=== Task data ===
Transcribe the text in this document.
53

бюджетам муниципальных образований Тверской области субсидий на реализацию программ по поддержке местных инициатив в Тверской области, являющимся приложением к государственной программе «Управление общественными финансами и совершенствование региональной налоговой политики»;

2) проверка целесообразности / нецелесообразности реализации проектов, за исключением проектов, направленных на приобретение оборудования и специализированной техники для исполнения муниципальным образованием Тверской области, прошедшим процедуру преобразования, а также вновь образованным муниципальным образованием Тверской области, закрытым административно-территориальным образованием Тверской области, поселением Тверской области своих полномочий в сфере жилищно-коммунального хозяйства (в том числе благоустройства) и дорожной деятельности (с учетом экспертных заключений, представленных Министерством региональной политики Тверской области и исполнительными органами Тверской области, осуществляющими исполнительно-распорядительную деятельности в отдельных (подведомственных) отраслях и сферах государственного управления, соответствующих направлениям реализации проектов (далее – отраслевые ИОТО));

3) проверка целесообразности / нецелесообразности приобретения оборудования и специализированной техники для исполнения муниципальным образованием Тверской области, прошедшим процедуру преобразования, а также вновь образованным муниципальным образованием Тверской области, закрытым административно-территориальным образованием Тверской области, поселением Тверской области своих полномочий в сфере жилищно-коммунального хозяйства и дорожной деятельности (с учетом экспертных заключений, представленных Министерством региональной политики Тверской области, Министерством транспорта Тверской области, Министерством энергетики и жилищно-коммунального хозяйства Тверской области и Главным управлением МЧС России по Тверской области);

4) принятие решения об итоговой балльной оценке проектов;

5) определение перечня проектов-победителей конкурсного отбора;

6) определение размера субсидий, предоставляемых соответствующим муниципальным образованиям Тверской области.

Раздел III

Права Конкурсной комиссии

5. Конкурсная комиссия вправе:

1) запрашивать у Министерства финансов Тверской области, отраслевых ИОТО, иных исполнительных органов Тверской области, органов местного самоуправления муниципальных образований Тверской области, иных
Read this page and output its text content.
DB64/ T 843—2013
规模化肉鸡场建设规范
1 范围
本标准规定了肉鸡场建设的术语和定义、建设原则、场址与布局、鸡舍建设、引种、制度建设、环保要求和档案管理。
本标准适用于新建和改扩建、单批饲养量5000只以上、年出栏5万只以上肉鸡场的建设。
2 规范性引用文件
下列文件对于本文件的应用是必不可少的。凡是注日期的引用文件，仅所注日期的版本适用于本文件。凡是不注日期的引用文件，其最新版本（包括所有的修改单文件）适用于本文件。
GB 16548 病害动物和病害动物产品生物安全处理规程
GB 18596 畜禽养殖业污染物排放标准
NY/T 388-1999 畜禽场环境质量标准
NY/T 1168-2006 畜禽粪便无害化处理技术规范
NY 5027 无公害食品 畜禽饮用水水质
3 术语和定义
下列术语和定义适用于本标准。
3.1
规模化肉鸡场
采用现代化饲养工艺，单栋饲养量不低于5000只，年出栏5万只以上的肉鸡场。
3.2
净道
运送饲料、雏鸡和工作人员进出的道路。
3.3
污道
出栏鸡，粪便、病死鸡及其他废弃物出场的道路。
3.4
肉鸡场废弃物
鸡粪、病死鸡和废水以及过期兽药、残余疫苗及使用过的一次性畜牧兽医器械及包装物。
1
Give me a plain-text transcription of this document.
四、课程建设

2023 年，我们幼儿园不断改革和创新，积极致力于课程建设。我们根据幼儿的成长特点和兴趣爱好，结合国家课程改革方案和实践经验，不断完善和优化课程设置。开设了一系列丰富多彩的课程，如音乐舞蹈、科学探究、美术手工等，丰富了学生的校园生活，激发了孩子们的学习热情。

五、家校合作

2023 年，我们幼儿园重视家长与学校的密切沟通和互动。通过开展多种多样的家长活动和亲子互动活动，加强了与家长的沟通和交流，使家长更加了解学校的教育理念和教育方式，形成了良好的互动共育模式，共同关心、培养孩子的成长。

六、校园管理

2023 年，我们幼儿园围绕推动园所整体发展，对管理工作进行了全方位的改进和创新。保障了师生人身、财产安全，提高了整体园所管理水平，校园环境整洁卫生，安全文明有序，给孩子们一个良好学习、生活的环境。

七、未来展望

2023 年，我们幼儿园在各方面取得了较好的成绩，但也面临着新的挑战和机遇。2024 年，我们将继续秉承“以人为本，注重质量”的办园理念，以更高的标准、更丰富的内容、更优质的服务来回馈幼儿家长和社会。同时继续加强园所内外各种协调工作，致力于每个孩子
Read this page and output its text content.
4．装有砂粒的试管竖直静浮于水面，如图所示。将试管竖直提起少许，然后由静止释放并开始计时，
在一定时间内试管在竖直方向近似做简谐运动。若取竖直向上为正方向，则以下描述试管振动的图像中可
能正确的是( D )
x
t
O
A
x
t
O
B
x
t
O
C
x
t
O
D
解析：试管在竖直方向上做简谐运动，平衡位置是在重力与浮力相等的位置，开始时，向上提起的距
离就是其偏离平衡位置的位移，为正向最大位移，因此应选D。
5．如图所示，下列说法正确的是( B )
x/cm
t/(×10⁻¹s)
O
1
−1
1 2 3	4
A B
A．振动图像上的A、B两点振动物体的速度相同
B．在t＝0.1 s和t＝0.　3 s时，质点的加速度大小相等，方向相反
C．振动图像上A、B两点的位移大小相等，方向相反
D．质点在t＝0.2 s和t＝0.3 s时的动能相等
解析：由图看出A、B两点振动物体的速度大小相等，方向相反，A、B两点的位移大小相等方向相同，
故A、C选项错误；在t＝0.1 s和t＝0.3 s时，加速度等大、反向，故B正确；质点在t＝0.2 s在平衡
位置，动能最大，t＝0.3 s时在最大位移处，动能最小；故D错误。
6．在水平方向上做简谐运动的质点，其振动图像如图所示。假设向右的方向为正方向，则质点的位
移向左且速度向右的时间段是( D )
===
Directive:
Write out every entry above, word for word.

Task answer:
Transcribe the text in this document.
53

бюджетам муниципальных образований Тверской области субсидий на реализацию программ по поддержке местных инициатив в Тверской области, являющимся приложением к государственной программе «Управление общественными финансами и совершенствование региональной налоговой политики»;

2) проверка целесообразности / нецелесообразности реализации проектов, за исключением проектов, направленных на приобретение оборудования и специализированной техники для исполнения муниципальным образованием Тверской области, прошедшим процедуру преобразования, а также вновь образованным муниципальным образованием Тверской области, закрытым административно-территориальным образованием Тверской области, поселением Тверской области своих полномочий в сфере жилищно-коммунального хозяйства (в том числе благоустройства) и дорожной деятельности (с учетом экспертных заключений, представленных Министерством региональной политики Тверской области и исполнительными органами Тверской области, осуществляющими исполнительно-распорядительную деятельности в отдельных (подведомственных) отраслях и сферах государственного управления, соответствующих направлениям реализации проектов (далее – отраслевые ИОТО));

3) проверка целесообразности / нецелесообразности приобретения оборудования и специализированной техники для исполнения муниципальным образованием Тверской области, прошедшим процедуру преобразования, а также вновь образованным муниципальным образованием Тверской области, закрытым административно-территориальным образованием Тверской области, поселением Тверской области своих полномочий в сфере жилищно-коммунального хозяйства и дорожной деятельности (с учетом экспертных заключений, представленных Министерством региональной политики Тверской области, Министерством транспорта Тверской области, Министерством энергетики и жилищно-коммунального хозяйства Тверской области и Главным управлением МЧС России по Тверской области);

4) принятие решения об итоговой балльной оценке проектов;

5) определение перечня проектов-победителей конкурсного отбора;

6) определение размера субсидий, предоставляемых соответствующим муниципальным образованиям Тверской области.

Раздел III

Права Конкурсной комиссии

5. Конкурсная комиссия вправе:

1) запрашивать у Министерства финансов Тверской области, отраслевых ИОТО, иных исполнительных органов Тверской области, органов местного самоуправления муниципальных образований Тверской области, иных
Read this page and output its text content.
DB64/ T 843—2013
规模化肉鸡场建设规范
1 范围
本标准规定了肉鸡场建设的术语和定义、建设原则、场址与布局、鸡舍建设、引种、制度建设、环保要求和档案管理。
本标准适用于新建和改扩建、单批饲养量5000只以上、年出栏5万只以上肉鸡场的建设。
2 规范性引用文件
下列文件对于本文件的应用是必不可少的。凡是注日期的引用文件，仅所注日期的版本适用于本文件。凡是不注日期的引用文件，其最新版本（包括所有的修改单文件）适用于本文件。
GB 16548 病害动物和病害动物产品生物安全处理规程
GB 18596 畜禽养殖业污染物排放标准
NY/T 388-1999 畜禽场环境质量标准
NY/T 1168-2006 畜禽粪便无害化处理技术规范
NY 5027 无公害食品 畜禽饮用水水质
3 术语和定义
下列术语和定义适用于本标准。
3.1
规模化肉鸡场
采用现代化饲养工艺，单栋饲养量不低于5000只，年出栏5万只以上的肉鸡场。
3.2
净道
运送饲料、雏鸡和工作人员进出的道路。
3.3
污道
出栏鸡，粪便、病死鸡及其他废弃物出场的道路。
3.4
肉鸡场废弃物
鸡粪、病死鸡和废水以及过期兽药、残余疫苗及使用过的一次性畜牧兽医器械及包装物。
1
Give me a plain-text transcription of this document.
四、课程建设

2023 年，我们幼儿园不断改革和创新，积极致力于课程建设。我们根据幼儿的成长特点和兴趣爱好，结合国家课程改革方案和实践经验，不断完善和优化课程设置。开设了一系列丰富多彩的课程，如音乐舞蹈、科学探究、美术手工等，丰富了学生的校园生活，激发了孩子们的学习热情。

五、家校合作

2023 年，我们幼儿园重视家长与学校的密切沟通和互动。通过开展多种多样的家长活动和亲子互动活动，加强了与家长的沟通和交流，使家长更加了解学校的教育理念和教育方式，形成了良好的互动共育模式，共同关心、培养孩子的成长。

六、校园管理

2023 年，我们幼儿园围绕推动园所整体发展，对管理工作进行了全方位的改进和创新。保障了师生人身、财产安全，提高了整体园所管理水平，校园环境整洁卫生，安全文明有序，给孩子们一个良好学习、生活的环境。

七、未来展望

2023 年，我们幼儿园在各方面取得了较好的成绩，但也面临着新的挑战和机遇。2024 年，我们将继续秉承“以人为本，注重质量”的办园理念，以更高的标准、更丰富的内容、更优质的服务来回馈幼儿家长和社会。同时继续加强园所内外各种协调工作，致力于每个孩子
Read this page and output its text content.
4．装有砂粒的试管竖直静浮于水面，如图所示。将试管竖直提起少许，然后由静止释放并开始计时，
在一定时间内试管在竖直方向近似做简谐运动。若取竖直向上为正方向，则以下描述试管振动的图像中可
能正确的是( D )
x
t
O
A
x
t
O
B
x
t
O
C
x
t
O
D
解析：试管在竖直方向上做简谐运动，平衡位置是在重力与浮力相等的位置，开始时，向上提起的距
离就是其偏离平衡位置的位移，为正向最大位移，因此应选D。
5．如图所示，下列说法正确的是( B )
x/cm
t/(×10⁻¹s)
O
1
−1
1 2 3	4
A B
A．振动图像上的A、B两点振动物体的速度相同
B．在t＝0.1 s和t＝0.　3 s时，质点的加速度大小相等，方向相反
C．振动图像上A、B两点的位移大小相等，方向相反
D．质点在t＝0.2 s和t＝0.3 s时的动能相等
解析：由图看出A、B两点振动物体的速度大小相等，方向相反，A、B两点的位移大小相等方向相同，
故A、C选项错误；在t＝0.1 s和t＝0.3 s时，加速度等大、反向，故B正确；质点在t＝0.2 s在平衡
位置，动能最大，t＝0.3 s时在最大位移处，动能最小；故D错误。
6．在水平方向上做简谐运动的质点，其振动图像如图所示。假设向右的方向为正方向，则质点的位
移向左且速度向右的时间段是( D )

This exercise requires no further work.